Search the material and gather each line with "Stout" in it.

^^^^^^^^

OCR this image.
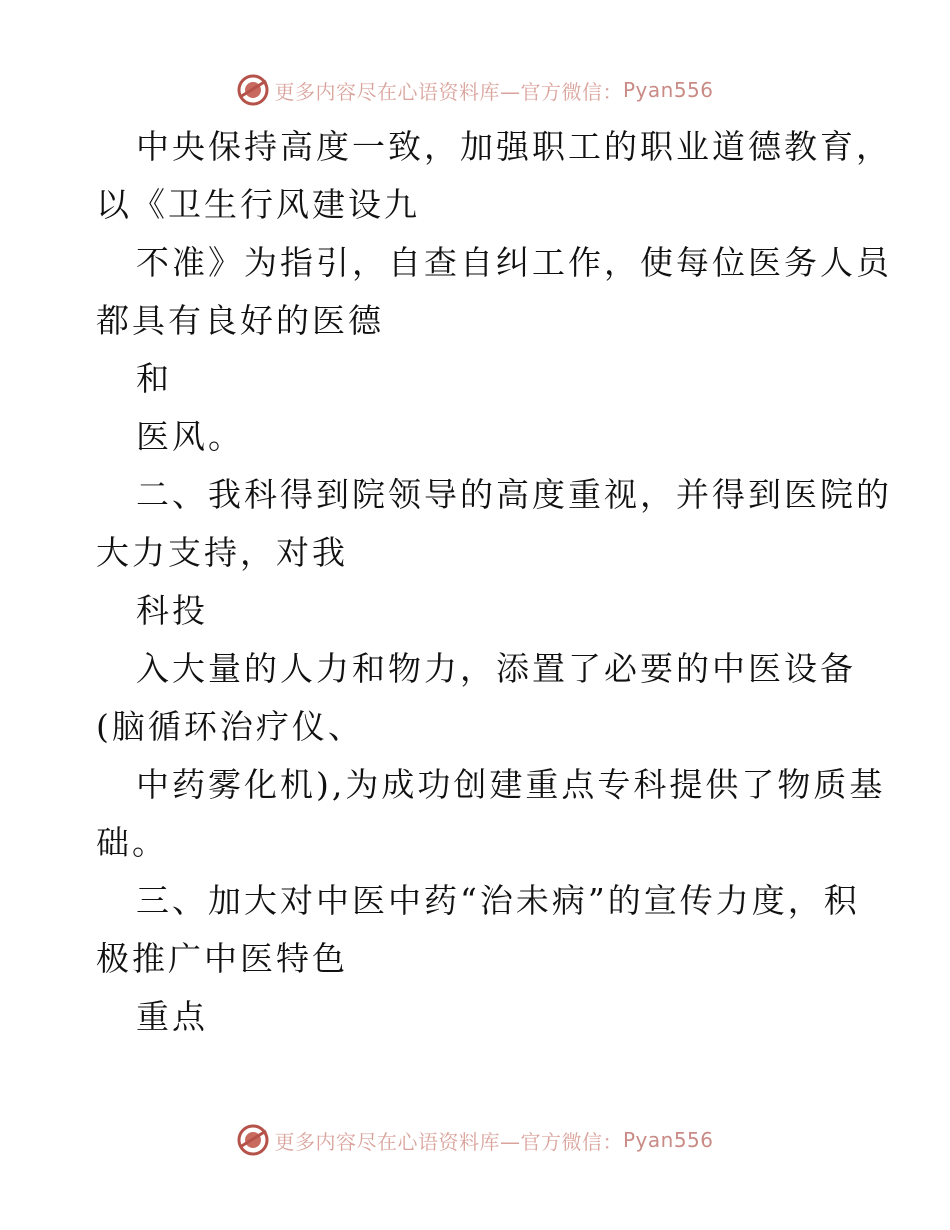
更多内容尽在心语资料库—官方微信： Pyan556
中央保持高度一致，加强职工的职业道德教育，
以《卫生行风建设九
不准》为指引，自查自纠工作，使每位医务人员
都具有良好的医德
和
医风。
二、我科得到院领导的高度重视，并得到医院的
大力支持，对我
科投
入大量的人力和物力，添置了必要的中医设备
(脑循环治疗仪、
中药雾化机),为成功创建重点专科提供了物质基
础。
三、加大对中医中药“治未病”的宣传力度，积
极推广中医特色
重点
更多内容尽在心语资料库—官方微信： Pyan556
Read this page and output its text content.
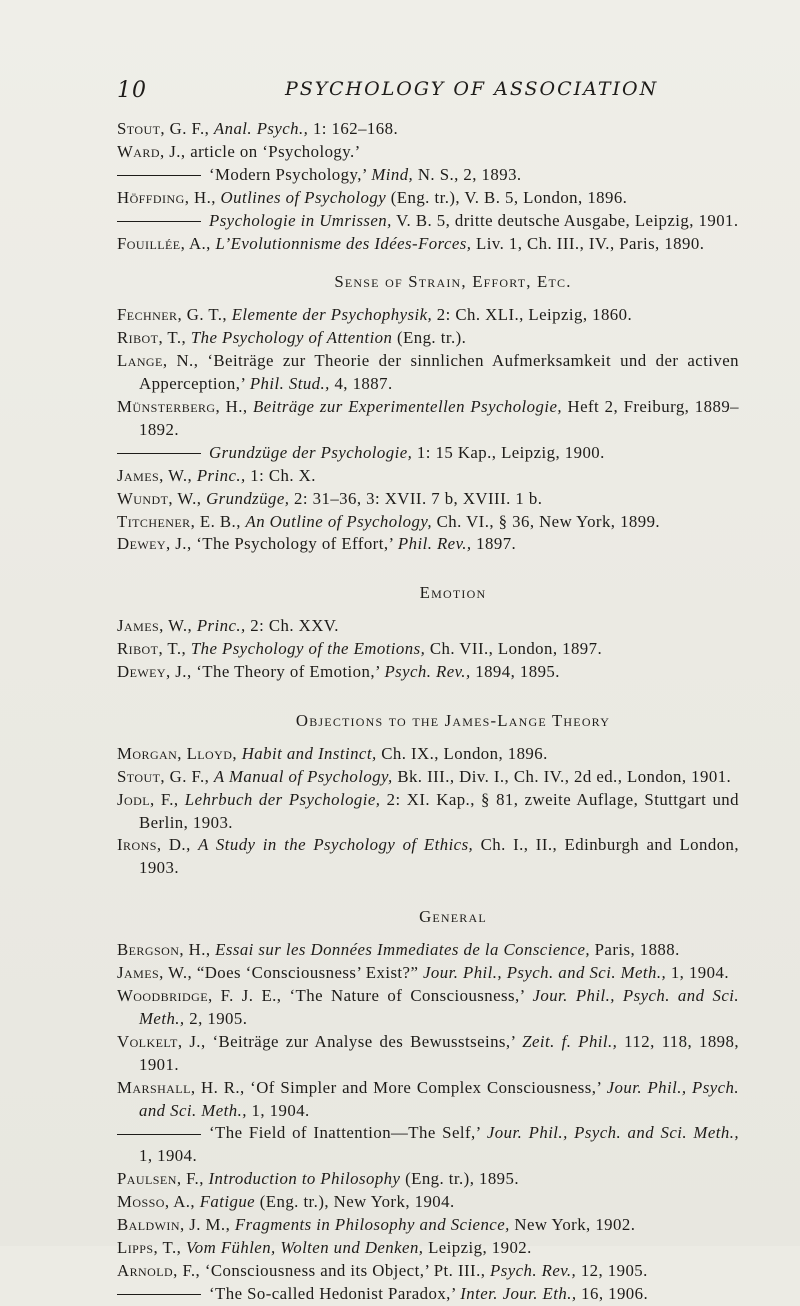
10	PSYCHOLOGY OF ASSOCIATION

Stout, G. F., Anal. Psych., 1: 162–168.

Ward, J., article on ‘Psychology.’

‘Modern Psychology,’ Mind, N. S., 2, 1893.

Höffding, H., Outlines of Psychology (Eng. tr.), V. B. 5, London, 1896.

Psychologie in Umrissen, V. B. 5, dritte deutsche Ausgabe, Leipzig, 1901.

Fouillée, A., L’Evolutionnisme des Idées-Forces, Liv. 1, Ch. III., IV., Paris, 1890.

Sense of Strain, Effort, Etc.

Fechner, G. T., Elemente der Psychophysik, 2: Ch. XLI., Leipzig, 1860.

Ribot, T., The Psychology of Attention (Eng. tr.).

Lange, N., ‘Beiträge zur Theorie der sinnlichen Aufmerksamkeit und der activen Apperception,’ Phil. Stud., 4, 1887.

Münsterberg, H., Beiträge zur Experimentellen Psychologie, Heft 2, Freiburg, 1889–1892.

Grundzüge der Psychologie, 1: 15 Kap., Leipzig, 1900.

James, W., Princ., 1: Ch. X.

Wundt, W., Grundzüge, 2: 31–36, 3: XVII. 7 b, XVIII. 1 b.

Titchener, E. B., An Outline of Psychology, Ch. VI., § 36, New York, 1899.

Dewey, J., ‘The Psychology of Effort,’ Phil. Rev., 1897.

Emotion

James, W., Princ., 2: Ch. XXV.

Ribot, T., The Psychology of the Emotions, Ch. VII., London, 1897.

Dewey, J., ‘The Theory of Emotion,’ Psych. Rev., 1894, 1895.

Objections to the James-Lange Theory

Morgan, Lloyd, Habit and Instinct, Ch. IX., London, 1896.

Stout, G. F., A Manual of Psychology, Bk. III., Div. I., Ch. IV., 2d ed., London, 1901.

Jodl, F., Lehrbuch der Psychologie, 2: XI. Kap., § 81, zweite Auflage, Stuttgart und Berlin, 1903.

Irons, D., A Study in the Psychology of Ethics, Ch. I., II., Edinburgh and London, 1903.

General

Bergson, H., Essai sur les Données Immediates de la Conscience, Paris, 1888.

James, W., “Does ‘Consciousness’ Exist?” Jour. Phil., Psych. and Sci. Meth., 1, 1904.

Woodbridge, F. J. E., ‘The Nature of Consciousness,’ Jour. Phil., Psych. and Sci. Meth., 2, 1905.

Volkelt, J., ‘Beiträge zur Analyse des Bewusstseins,’ Zeit. f. Phil., 112, 118, 1898, 1901.

Marshall, H. R., ‘Of Simpler and More Complex Consciousness,’ Jour. Phil., Psych. and Sci. Meth., 1, 1904.

‘The Field of Inattention—The Self,’ Jour. Phil., Psych. and Sci. Meth., 1, 1904.

Paulsen, F., Introduction to Philosophy (Eng. tr.), 1895.

Mosso, A., Fatigue (Eng. tr.), New York, 1904.

Baldwin, J. M., Fragments in Philosophy and Science, New York, 1902.

Lipps, T., Vom Fühlen, Wolten und Denken, Leipzig, 1902.

Arnold, F., ‘Consciousness and its Object,’ Pt. III., Psych. Rev., 12, 1905.

‘The So-called Hedonist Paradox,’ Inter. Jour. Eth., 16, 1906.
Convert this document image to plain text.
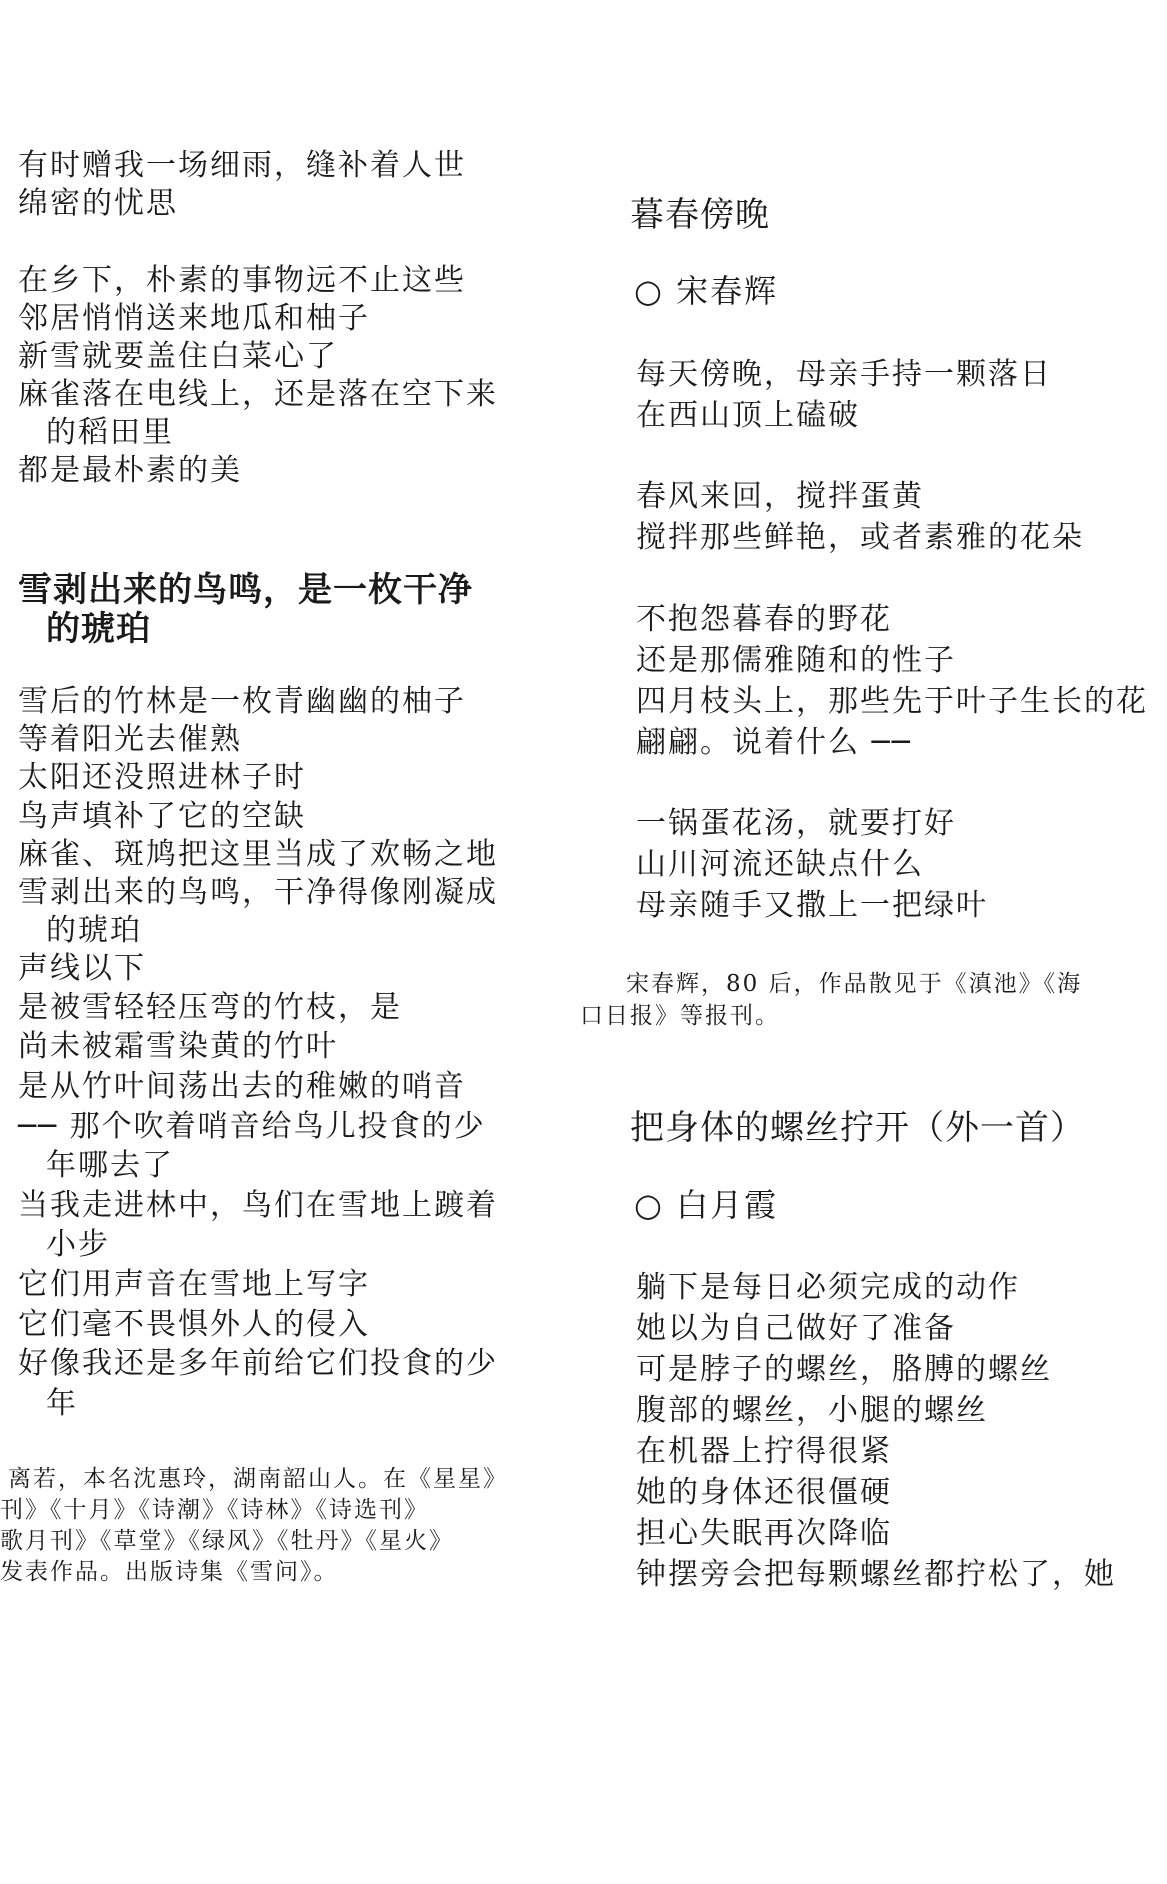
有时赠我一场细雨，缝补着人世
绵密的忧思
在乡下，朴素的事物远不止这些
邻居悄悄送来地瓜和柚子
新雪就要盖住白菜心了
麻雀落在电线上，还是落在空下来
的稻田里
都是最朴素的美
雪剥出来的鸟鸣，是一枚干净
的琥珀
雪后的竹林是一枚青幽幽的柚子
等着阳光去催熟
太阳还没照进林子时
鸟声填补了它的空缺
麻雀、斑鸠把这里当成了欢畅之地
雪剥出来的鸟鸣，干净得像刚凝成
的琥珀
声线以下
是被雪轻轻压弯的竹枝，是
尚未被霜雪染黄的竹叶
是从竹叶间荡出去的稚嫩的哨音
── 那个吹着哨音给鸟儿投食的少
年哪去了
当我走进林中，鸟们在雪地上踱着
小步
它们用声音在雪地上写字
它们毫不畏惧外人的侵入
好像我还是多年前给它们投食的少
年
离若，本名沈惠玲，湖南韶山人。在《星星》
刊》《十月》《诗潮》《诗林》《诗选刊》
歌月刊》《草堂》《绿风》《牡丹》《星火》
发表作品。出版诗集《雪问》。
暮春傍晚
○ 宋春辉
每天傍晚，母亲手持一颗落日
在西山顶上磕破
春风来回，搅拌蛋黄
搅拌那些鲜艳，或者素雅的花朵
不抱怨暮春的野花
还是那儒雅随和的性子
四月枝头上，那些先于叶子生长的花
翩翩。说着什么 ──
一锅蛋花汤，就要打好
山川河流还缺点什么
母亲随手又撒上一把绿叶
宋春辉，80 后，作品散见于《滇池》《海
口日报》等报刊。
把身体的螺丝拧开（外一首）
○ 白月霞
躺下是每日必须完成的动作
她以为自己做好了准备
可是脖子的螺丝，胳膊的螺丝
腹部的螺丝，小腿的螺丝
在机器上拧得很紧
她的身体还很僵硬
担心失眠再次降临
钟摆旁会把每颗螺丝都拧松了，她
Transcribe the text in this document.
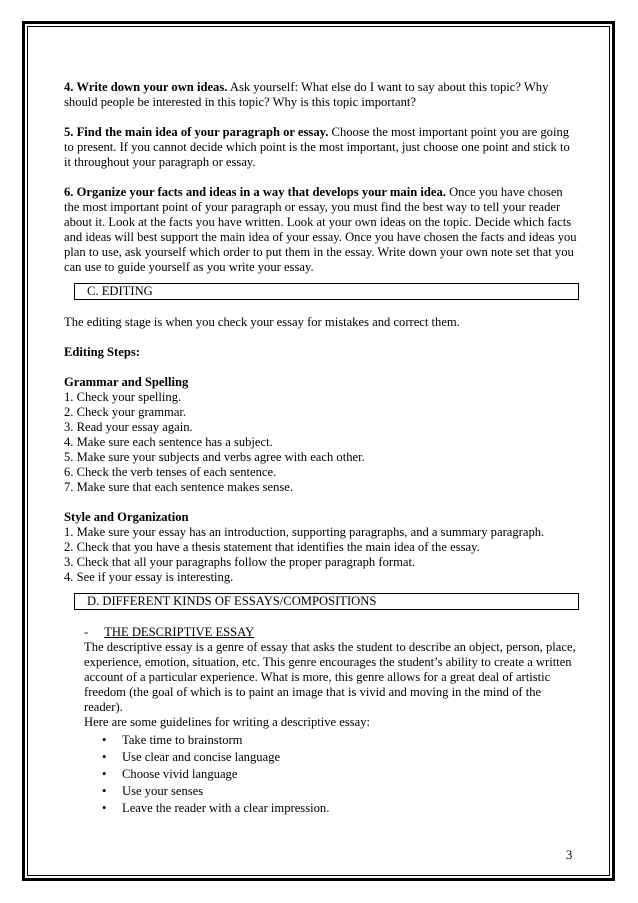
4. Write down your own ideas. Ask yourself: What else do I want to say about this topic? Why should people be interested in this topic? Why is this topic important?

5. Find the main idea of your paragraph or essay. Choose the most important point you are going to present. If you cannot decide which point is the most important, just choose one point and stick to it throughout your paragraph or essay.

6. Organize your facts and ideas in a way that develops your main idea. Once you have chosen the most important point of your paragraph or essay, you must find the best way to tell your reader about it. Look at the facts you have written. Look at your own ideas on the topic. Decide which facts and ideas will best support the main idea of your essay. Once you have chosen the facts and ideas you plan to use, ask yourself which order to put them in the essay. Write down your own note set that you can use to guide yourself as you write your essay.

C. EDITING

The editing stage is when you check your essay for mistakes and correct them.

Editing Steps:

Grammar and Spelling

1. Check your spelling.

2. Check your grammar.

3. Read your essay again.

4. Make sure each sentence has a subject.

5. Make sure your subjects and verbs agree with each other.

6. Check the verb tenses of each sentence.

7. Make sure that each sentence makes sense.

Style and Organization

1. Make sure your essay has an introduction, supporting paragraphs, and a summary paragraph.

2. Check that you have a thesis statement that identifies the main idea of the essay.

3. Check that all your paragraphs follow the proper paragraph format.

4. See if your essay is interesting.

D. DIFFERENT KINDS OF ESSAYS/COMPOSITIONS

- THE DESCRIPTIVE ESSAY

The descriptive essay is a genre of essay that asks the student to describe an object, person, place, experience, emotion, situation, etc. This genre encourages the student’s ability to create a written account of a particular experience. What is more, this genre allows for a great deal of artistic freedom (the goal of which is to paint an image that is vivid and moving in the mind of the reader).

Here are some guidelines for writing a descriptive essay:

• Take time to brainstorm
• Use clear and concise language
• Choose vivid language
• Use your senses
• Leave the reader with a clear impression.
3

^^^^^^^^

● Written answer
Stout, G. F., Anal. Psych., 1: 162–168.
Stout, G. F., A Manual of Psychology, Bk. III., Div. I., Ch. IV., 2d ed., London, 1901.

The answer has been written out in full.